なお、「第一方向」は車両ドアの幅方向、または車両ドアの厚さ方向、ということもできる。
【0008】
本発明によれば、歯車部材と雌ネジ部材とが「車両ドアが閉止状態であるときの車両ドアの車幅方向」である第一方向(すなわち、ドア幅方向)に重畳する部分を備えるようにできる(第一方向に直角な方向視において重畳する部分を備えるようにできる)。このため、歯車部材と雌ネジ部材とが第一方向に重畳する部分を備えない構成と比較して、ドア押出装置の第一方向寸法を小さくできる。すなわち、歯車部材が従来の円板状のギアである場合、歯車部材と雌ネジ部材とは第一方向に並び、第一方向に重畳しない。このため、従来構成では、ドア押出装置の第一方向の寸法は、歯車部材の第一方向寸法と雌ネジ部材の第一方向寸法の合算寸法よりも大きくなる。これに対して、本実施形態では、歯車部材と雌ネジ部材とが第一方向に重畳する部分を備えるようにできるため、重畳する部分を備えない構成に比較して、車両用のドア押圧装置の第一方向寸法(ドア幅方向寸法)を小さくできる。
【0009】
歯車部材は、内部に前記雌ネジ部材の少なくとも一部を収容可能な円筒状の部分を備え、前記歯車部材の前記アクチュエータの回転動力を受ける歯は、前記円筒状の部分の外周面に設けられる、という構成であってもよい。
【0010】
そして、前記歯車部材は、前記アクチュエータの回転動力により前記第一方向に略直角な軸線を中心として回転するウォームと噛み合うウォームホイール部を備え、
前記ウォームホイール部は、前記歯車部材の前記第一方向の中心よりも前記車内側に偏倚した位置に設けられる、
という構成であってもよい。
【0011】
このような構成によれば、ウォームを歯車部材の第一方向の車外端よりも車内側に偏倚した位置に配置できる。このため、ウォームが歯車部材の第一方向の車外端よりも車外側に位置する部分を備える構成に比較して、車両用のドア押圧装置の第一方向寸法を小さくできる。
【0012】
前記アクチュエータは電動モータであり、
前記ウォームは前記電動モータの回転軸に取付けられる、
という構成であってもよい。
【0013】
このような構成によれば、アクチュエータである電動モータの回転軸は第一方向に略直角な方向に延伸し、かつ、第一方向に関して歯車部材の第一方向の車外側端より車内側寄りに位置する。このため、このような構成によれば、電動モータの本体が歯車部材の第一方向の車外側端から車外側に突出しないようにできるか、または、突出寸法を小さくできる。したがって、車両用のドア押圧装置の第一方向寸法を小さくできる。

===

__必須タスク__.
1. ドア押圧装置に関する本文では、ウォームホイール部は歯車部材のどの位置に設けられるとされているか。
2. 次の(a)〜(c)がドア押圧装置に関する本文と一致するか、それぞれ「はい」か「いいえ」で答え、判断の根拠となる本文の語句を正確に引用せよ。
(a) 従来構成では、歯車部材と雌ネジ部材は第一方向に重畳しない。
(b) 歯車部材のうちアクチュエータの回転動力を受ける歯は、円筒状の部分の内周面に設けられる。
(c) ウォームが電動モータの回転軸に取付けられる構成であってもよい。
3. ドア押圧装置に関する本文を、最後の文に続く部分から書き継げ。

__データ抜粋__.
===

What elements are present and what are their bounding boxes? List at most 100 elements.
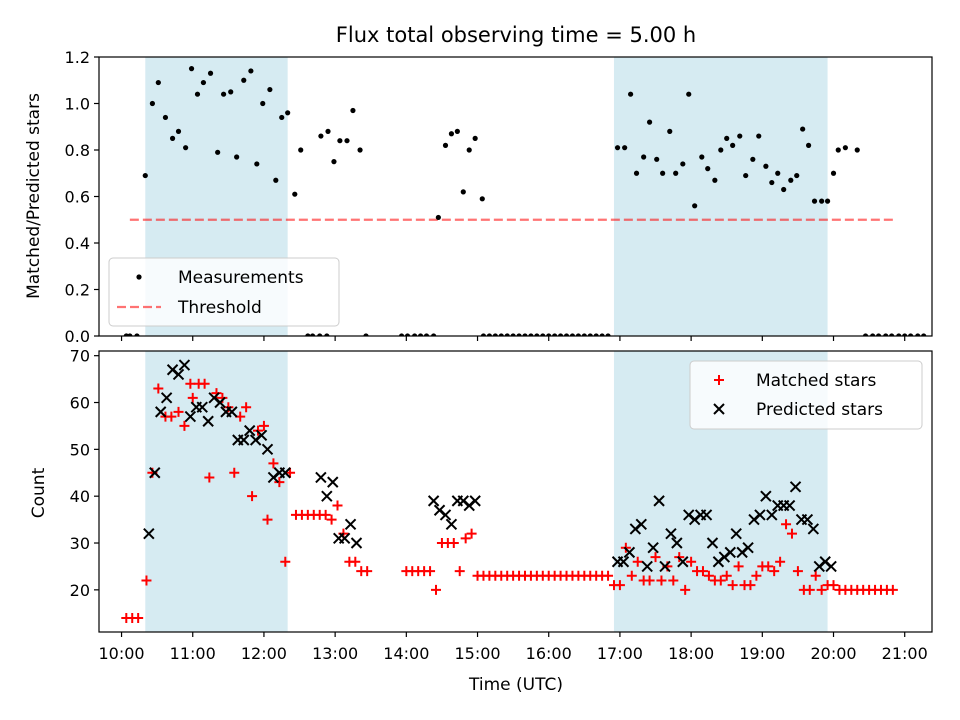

===

__タスク別解答__.
1. 歯車部材の第一方向の中心よりも車内側に偏倚した位置に設けられる。

2.
(a) はい。「歯車部材と雌ネジ部材とは第一方向に並び、第一方向に重畳しない」
(b) いいえ。「前記円筒状の部分の外周面に設けられる」
(c) はい。「前記ウォームは前記電動モータの回転軸に取付けられる」

3.
【0014】
前記電動モータの本体は、前記雄ネジ部材の前記車外側端よりも前記車内側に位置している、
という構成であってもよい。
【0015】
このような構成によれば、電動モータの本体が歯車部材の第一方向の車外側端から車外側に突出しないから、車両用のドア押圧装置の第一方向寸法を小さくできる。
【0016】
前記雌ネジ部材を前記筐体に対して前記第一方向に直線移動可能であるが、前記筐体に対する回転を規制するようにガイドするガイド部材を備え、
前記ガイド部材は、前記第一方向の前記車内側端が開口し内部に前記押圧ナットを収容可能な空間が設けられるカップ状の構成を備えるとともに、少なくとも一部が前記歯車部材に収容可能に構成される、
という構成であってもよい。
【0017】
そして、この場合には、前記雌ネジ部材の前記第一位置は、前記雌ネジ部材の前記車外側の端部が、前記歯車部材の前記車内側端よりも前記車外側に位置する位置である、
という構成であってもよい。
【0018】
このような構成によれば、歯車部材にガイド部材が収容され、かつ、ガイド部材に雌ネジ部材が収容された状態で、歯車部材と雌ネジ部材とが第一方向に重畳する部分を有するようにできる。したがって、歯車部材と雌ネジ部材とが第一方向に重畳する部分を有さない構成と比較して、ドア押出装置の第一方向の寸法の小型化を図ることができる。
【図面の簡単な説明】
【0019】
図1A図1Aは、車両ドアの構成を示す模式図である。
図1B図1Bは、車両ドアの構成を示す模式図である。
図2図2は、車両用のドア押出装置の構成を示す分解斜視図である。
図3図3は、車両用のドア押出装置の構成を示す側面図である。
図4図4は、押圧ナット、ガイド、ホイールギア、およびスピンドルスクリューの拡大図である。
図5図5は、車両用のドア押出装置の構成および動作を示す断面図である。
図6図6は、車両用のドア押出装置の構成および動作を示す断面図である。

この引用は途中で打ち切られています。